### DATA LINES
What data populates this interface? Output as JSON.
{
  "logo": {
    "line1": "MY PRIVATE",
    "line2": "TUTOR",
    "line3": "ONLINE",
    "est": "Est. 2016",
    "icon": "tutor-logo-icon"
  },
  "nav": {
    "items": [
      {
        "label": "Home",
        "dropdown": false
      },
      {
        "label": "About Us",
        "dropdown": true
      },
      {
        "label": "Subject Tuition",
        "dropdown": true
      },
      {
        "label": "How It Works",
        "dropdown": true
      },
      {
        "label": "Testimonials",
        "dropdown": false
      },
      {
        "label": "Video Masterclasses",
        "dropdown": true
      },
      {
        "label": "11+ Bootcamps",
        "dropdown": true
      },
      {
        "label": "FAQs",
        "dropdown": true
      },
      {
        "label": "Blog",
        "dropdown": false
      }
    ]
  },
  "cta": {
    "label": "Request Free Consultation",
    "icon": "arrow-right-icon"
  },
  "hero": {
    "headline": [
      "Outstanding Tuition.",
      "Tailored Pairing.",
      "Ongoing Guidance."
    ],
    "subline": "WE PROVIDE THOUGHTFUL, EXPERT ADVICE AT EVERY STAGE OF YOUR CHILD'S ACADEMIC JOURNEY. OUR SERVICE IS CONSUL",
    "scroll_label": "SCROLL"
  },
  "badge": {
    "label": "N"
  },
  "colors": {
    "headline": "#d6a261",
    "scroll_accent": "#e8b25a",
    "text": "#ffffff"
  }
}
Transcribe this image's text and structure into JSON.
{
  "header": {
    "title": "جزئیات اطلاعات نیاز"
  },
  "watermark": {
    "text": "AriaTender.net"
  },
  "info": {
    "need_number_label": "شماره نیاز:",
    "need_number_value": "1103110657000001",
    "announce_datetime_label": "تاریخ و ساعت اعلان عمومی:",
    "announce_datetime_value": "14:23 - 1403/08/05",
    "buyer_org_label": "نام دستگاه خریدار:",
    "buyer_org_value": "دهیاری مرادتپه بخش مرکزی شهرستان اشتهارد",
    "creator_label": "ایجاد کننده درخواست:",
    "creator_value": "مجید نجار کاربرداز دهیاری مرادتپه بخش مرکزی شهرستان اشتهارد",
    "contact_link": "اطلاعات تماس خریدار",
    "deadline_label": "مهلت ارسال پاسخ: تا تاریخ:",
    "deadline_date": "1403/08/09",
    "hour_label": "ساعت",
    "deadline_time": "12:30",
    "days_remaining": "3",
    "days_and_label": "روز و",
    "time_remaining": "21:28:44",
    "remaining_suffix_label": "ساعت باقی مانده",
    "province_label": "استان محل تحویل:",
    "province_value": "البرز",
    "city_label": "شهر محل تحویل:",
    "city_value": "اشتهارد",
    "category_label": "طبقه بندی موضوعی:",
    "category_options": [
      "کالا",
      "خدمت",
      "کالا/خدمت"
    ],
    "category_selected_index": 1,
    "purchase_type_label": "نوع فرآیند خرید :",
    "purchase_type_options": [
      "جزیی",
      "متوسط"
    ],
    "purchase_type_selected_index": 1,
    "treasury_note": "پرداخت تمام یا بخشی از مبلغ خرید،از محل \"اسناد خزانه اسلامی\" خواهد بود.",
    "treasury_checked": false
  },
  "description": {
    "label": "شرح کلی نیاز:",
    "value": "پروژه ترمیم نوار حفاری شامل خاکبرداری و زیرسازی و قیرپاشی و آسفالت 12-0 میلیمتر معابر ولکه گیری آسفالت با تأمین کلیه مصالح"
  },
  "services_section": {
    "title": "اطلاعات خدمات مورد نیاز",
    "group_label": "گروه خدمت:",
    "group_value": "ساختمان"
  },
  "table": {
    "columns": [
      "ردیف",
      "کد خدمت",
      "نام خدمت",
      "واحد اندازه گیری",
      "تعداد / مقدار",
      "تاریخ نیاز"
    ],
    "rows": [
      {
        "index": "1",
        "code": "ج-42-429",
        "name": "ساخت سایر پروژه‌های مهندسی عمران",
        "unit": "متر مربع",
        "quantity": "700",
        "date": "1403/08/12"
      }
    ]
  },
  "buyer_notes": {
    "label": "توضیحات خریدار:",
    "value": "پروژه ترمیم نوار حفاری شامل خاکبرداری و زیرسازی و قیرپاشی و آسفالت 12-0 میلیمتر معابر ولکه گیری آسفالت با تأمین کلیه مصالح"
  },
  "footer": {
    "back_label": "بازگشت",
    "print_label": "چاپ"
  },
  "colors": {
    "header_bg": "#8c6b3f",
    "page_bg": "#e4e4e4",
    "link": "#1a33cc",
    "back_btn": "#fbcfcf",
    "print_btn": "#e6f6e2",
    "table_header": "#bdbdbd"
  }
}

### EXERCISE DESCRIPTION
Only a number is wanted: how many lines contain the word "خریدار"?

### SOLUTION FOR THIS EXERCISE
3